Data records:

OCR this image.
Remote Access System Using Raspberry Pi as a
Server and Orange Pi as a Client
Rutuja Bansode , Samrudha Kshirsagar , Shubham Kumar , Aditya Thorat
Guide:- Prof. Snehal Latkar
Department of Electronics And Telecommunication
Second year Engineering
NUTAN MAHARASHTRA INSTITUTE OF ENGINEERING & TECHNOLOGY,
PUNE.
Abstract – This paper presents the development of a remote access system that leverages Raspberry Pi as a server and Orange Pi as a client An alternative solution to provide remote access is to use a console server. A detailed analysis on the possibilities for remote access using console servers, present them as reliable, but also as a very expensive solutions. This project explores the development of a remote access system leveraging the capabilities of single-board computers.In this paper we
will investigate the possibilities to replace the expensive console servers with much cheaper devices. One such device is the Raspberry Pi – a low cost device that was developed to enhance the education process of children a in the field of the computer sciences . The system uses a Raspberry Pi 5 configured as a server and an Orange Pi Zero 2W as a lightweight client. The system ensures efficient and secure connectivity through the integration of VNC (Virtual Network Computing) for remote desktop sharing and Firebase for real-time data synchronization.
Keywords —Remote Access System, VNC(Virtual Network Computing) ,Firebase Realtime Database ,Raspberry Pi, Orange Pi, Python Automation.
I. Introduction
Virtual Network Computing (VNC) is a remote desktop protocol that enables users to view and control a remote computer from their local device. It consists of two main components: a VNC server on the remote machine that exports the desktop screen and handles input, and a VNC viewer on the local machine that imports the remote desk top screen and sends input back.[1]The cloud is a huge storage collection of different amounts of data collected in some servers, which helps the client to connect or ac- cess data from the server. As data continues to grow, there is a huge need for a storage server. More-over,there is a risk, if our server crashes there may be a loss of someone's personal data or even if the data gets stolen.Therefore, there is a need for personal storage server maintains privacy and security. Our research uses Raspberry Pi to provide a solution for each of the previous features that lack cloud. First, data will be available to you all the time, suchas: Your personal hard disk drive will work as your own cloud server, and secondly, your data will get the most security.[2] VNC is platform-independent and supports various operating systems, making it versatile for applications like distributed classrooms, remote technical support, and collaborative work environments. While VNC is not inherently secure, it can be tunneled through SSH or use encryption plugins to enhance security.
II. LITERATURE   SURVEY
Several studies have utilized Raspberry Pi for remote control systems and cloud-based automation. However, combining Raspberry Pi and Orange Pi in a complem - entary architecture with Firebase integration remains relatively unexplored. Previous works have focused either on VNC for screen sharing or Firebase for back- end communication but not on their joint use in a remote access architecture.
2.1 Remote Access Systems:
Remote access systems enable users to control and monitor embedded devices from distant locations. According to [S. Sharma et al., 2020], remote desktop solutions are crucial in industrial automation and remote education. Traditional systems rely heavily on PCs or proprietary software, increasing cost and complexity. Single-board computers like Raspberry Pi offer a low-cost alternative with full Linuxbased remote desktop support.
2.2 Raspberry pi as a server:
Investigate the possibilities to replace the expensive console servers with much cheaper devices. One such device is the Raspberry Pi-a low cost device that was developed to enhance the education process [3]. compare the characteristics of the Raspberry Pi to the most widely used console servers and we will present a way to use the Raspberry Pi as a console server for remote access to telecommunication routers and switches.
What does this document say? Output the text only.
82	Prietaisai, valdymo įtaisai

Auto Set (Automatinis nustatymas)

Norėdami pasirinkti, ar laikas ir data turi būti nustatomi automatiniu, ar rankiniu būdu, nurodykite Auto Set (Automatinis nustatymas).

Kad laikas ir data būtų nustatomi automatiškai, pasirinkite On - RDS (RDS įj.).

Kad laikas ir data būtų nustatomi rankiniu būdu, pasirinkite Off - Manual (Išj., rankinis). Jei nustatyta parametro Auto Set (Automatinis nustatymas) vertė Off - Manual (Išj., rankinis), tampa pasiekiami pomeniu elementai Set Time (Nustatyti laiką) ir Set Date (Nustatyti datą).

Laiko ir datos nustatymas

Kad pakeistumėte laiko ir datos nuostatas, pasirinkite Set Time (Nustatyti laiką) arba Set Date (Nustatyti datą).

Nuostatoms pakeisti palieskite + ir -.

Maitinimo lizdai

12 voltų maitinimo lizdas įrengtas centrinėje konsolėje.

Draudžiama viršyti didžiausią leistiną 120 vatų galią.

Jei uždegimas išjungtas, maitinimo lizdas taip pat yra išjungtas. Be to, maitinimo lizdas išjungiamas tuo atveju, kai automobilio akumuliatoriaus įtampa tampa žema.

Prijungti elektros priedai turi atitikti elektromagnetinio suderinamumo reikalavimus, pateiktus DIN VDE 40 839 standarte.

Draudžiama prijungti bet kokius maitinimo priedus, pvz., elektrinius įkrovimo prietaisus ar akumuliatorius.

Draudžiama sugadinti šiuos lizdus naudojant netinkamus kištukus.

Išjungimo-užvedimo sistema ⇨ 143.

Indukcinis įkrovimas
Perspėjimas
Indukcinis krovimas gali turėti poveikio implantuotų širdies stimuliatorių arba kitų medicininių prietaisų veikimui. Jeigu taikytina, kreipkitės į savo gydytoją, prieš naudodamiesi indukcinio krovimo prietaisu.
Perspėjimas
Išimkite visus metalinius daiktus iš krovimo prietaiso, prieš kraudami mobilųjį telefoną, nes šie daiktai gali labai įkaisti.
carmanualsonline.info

* * *

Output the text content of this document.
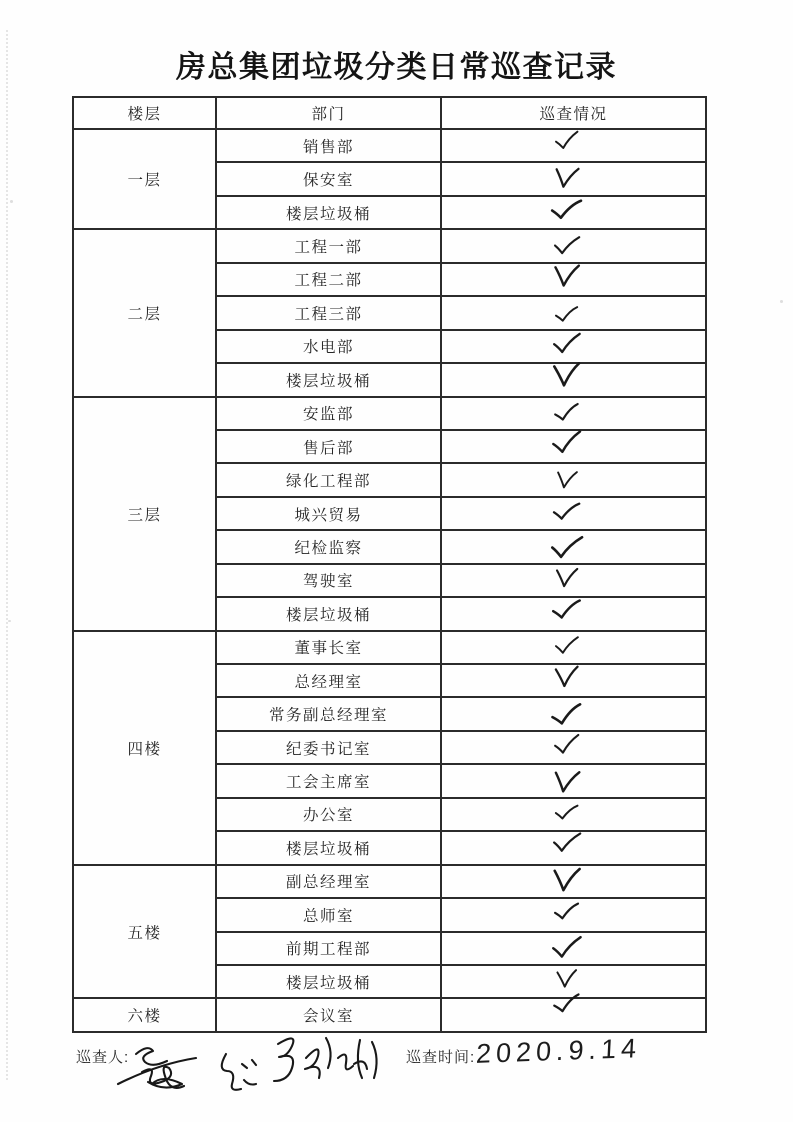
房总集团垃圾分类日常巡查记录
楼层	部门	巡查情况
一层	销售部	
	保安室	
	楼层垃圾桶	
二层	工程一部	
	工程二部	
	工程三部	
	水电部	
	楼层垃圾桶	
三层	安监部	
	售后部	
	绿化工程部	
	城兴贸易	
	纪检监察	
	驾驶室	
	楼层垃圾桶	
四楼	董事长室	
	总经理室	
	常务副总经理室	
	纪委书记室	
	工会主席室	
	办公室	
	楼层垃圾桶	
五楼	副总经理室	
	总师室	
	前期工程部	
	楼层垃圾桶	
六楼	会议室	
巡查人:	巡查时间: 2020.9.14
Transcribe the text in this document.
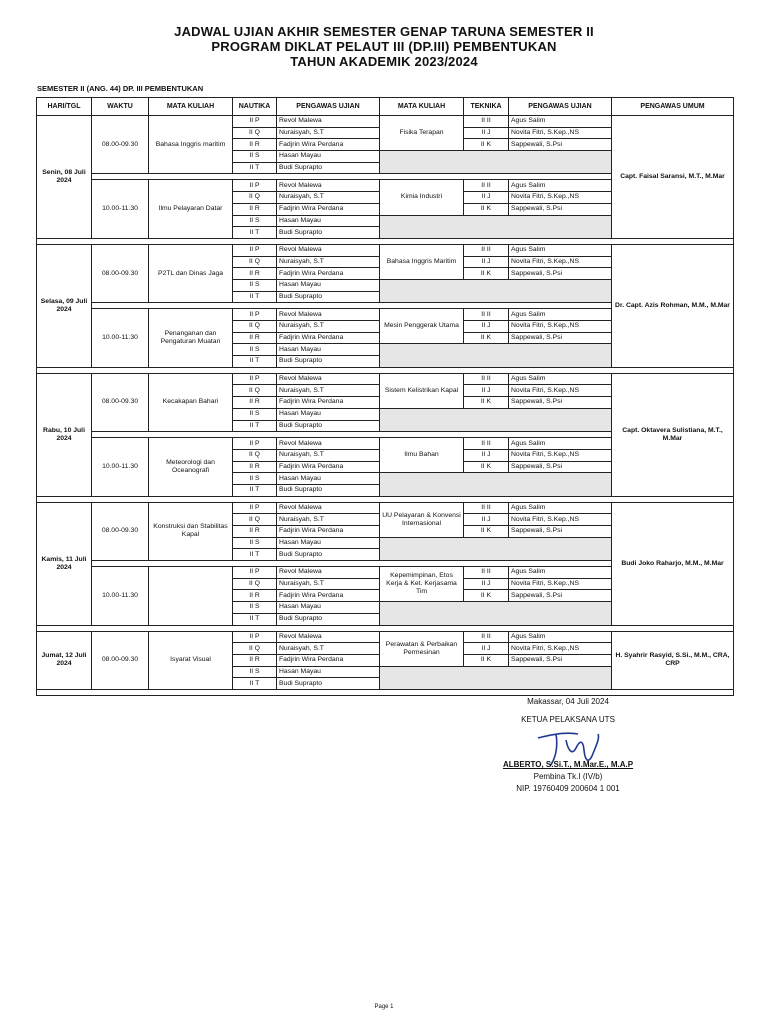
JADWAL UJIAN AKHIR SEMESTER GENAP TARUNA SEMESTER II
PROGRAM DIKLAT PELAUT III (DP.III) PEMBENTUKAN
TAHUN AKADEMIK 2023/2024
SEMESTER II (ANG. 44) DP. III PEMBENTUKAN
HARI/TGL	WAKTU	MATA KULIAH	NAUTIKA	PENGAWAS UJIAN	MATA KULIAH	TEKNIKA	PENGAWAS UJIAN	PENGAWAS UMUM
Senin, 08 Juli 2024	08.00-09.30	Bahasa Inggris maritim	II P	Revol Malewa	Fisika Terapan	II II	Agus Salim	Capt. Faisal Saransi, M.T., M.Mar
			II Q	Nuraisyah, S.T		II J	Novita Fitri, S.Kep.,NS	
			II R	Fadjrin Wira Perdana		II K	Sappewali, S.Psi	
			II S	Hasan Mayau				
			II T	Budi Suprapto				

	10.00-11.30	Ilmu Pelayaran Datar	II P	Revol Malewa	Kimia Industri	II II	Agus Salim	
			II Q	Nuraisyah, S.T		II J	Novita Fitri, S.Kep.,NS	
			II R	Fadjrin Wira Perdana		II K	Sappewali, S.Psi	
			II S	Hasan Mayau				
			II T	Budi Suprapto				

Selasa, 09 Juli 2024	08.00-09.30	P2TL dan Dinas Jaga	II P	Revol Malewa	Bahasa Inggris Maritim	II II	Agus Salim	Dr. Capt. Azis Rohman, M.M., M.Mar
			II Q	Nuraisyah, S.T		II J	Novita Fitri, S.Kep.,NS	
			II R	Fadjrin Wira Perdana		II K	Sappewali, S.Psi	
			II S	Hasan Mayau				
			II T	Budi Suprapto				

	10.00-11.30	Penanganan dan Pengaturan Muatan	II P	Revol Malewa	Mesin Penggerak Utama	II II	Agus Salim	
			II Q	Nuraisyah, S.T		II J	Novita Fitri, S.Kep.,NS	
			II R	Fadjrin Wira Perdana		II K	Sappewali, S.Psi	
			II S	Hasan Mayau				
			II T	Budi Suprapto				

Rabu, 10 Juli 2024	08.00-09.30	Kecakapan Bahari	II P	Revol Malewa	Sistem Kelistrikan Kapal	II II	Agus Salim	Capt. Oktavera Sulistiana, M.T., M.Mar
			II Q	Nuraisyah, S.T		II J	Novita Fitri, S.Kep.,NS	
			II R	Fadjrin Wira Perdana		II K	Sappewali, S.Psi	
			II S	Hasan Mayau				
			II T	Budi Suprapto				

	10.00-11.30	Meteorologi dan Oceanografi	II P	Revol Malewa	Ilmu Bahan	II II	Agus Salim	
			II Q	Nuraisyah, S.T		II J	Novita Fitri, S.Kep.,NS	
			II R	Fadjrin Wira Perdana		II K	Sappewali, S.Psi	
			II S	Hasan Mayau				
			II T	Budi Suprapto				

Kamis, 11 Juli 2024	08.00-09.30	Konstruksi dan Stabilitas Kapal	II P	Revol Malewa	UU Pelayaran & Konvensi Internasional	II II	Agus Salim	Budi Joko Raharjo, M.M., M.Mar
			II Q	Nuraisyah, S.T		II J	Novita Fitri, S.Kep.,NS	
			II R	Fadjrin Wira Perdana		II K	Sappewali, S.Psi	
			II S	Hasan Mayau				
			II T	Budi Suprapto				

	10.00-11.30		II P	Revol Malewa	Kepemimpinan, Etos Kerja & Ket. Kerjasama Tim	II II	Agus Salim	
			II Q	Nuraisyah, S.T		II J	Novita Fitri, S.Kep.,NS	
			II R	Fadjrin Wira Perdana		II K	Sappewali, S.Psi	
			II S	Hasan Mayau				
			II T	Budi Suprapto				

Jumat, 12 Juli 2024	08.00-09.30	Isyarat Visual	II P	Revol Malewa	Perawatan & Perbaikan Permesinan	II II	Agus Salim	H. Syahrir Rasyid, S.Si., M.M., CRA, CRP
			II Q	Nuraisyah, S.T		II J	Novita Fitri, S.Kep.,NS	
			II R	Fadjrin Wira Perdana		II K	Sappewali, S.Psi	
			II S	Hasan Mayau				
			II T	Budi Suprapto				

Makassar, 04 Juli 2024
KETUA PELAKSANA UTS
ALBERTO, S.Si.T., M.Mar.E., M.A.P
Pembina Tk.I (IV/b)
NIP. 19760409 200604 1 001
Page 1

---

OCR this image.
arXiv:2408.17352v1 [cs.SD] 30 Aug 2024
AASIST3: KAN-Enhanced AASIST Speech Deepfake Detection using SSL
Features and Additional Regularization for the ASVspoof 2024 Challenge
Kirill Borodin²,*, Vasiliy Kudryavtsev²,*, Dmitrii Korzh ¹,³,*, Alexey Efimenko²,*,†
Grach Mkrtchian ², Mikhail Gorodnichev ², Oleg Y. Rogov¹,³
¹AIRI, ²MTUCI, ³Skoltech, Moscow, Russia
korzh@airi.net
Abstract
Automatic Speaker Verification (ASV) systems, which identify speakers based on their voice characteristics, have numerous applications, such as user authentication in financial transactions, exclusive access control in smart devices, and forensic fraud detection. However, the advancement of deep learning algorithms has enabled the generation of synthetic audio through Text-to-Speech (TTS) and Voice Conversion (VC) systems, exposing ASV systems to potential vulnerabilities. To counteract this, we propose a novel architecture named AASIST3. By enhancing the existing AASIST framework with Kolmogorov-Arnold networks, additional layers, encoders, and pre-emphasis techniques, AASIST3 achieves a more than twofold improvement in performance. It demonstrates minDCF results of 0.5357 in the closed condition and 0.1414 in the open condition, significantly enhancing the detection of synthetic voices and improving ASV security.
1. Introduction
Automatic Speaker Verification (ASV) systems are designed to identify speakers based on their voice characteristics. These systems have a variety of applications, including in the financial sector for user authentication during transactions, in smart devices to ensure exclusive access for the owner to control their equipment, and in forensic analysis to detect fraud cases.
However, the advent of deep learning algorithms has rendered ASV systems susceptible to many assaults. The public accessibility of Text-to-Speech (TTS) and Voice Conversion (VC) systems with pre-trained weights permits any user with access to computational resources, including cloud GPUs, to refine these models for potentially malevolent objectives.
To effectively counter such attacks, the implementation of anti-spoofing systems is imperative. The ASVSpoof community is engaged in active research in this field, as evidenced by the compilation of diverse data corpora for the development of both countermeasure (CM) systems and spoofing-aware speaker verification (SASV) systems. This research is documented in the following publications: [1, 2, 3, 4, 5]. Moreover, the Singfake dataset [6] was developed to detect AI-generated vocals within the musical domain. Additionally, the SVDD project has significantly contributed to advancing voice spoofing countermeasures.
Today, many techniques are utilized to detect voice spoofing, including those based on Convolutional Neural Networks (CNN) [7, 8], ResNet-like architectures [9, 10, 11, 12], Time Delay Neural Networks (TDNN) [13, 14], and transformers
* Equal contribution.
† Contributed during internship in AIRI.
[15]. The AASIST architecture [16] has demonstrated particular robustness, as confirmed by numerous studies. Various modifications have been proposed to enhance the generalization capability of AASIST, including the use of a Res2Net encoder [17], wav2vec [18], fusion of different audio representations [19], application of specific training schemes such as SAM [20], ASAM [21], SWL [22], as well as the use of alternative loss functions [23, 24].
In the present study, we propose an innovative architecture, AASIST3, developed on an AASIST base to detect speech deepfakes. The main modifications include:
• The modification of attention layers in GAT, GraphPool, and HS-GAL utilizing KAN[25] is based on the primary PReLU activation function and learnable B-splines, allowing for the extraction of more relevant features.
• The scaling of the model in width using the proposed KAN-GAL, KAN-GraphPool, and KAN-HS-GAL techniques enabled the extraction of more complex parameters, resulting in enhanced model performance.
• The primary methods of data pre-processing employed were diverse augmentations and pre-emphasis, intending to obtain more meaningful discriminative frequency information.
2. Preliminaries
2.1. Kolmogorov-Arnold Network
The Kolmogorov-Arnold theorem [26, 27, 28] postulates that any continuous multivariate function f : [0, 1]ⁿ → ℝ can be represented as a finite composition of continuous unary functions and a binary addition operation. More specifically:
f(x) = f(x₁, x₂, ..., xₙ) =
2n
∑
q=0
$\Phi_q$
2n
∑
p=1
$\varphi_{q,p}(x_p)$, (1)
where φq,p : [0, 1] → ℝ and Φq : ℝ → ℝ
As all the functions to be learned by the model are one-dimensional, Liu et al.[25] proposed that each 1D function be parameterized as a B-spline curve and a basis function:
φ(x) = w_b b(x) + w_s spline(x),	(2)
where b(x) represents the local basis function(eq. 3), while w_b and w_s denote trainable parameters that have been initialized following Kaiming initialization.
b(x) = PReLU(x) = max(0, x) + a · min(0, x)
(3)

What is asked:
Count the lines above that contain the word "prieš", and give only that number.

Correct output:
2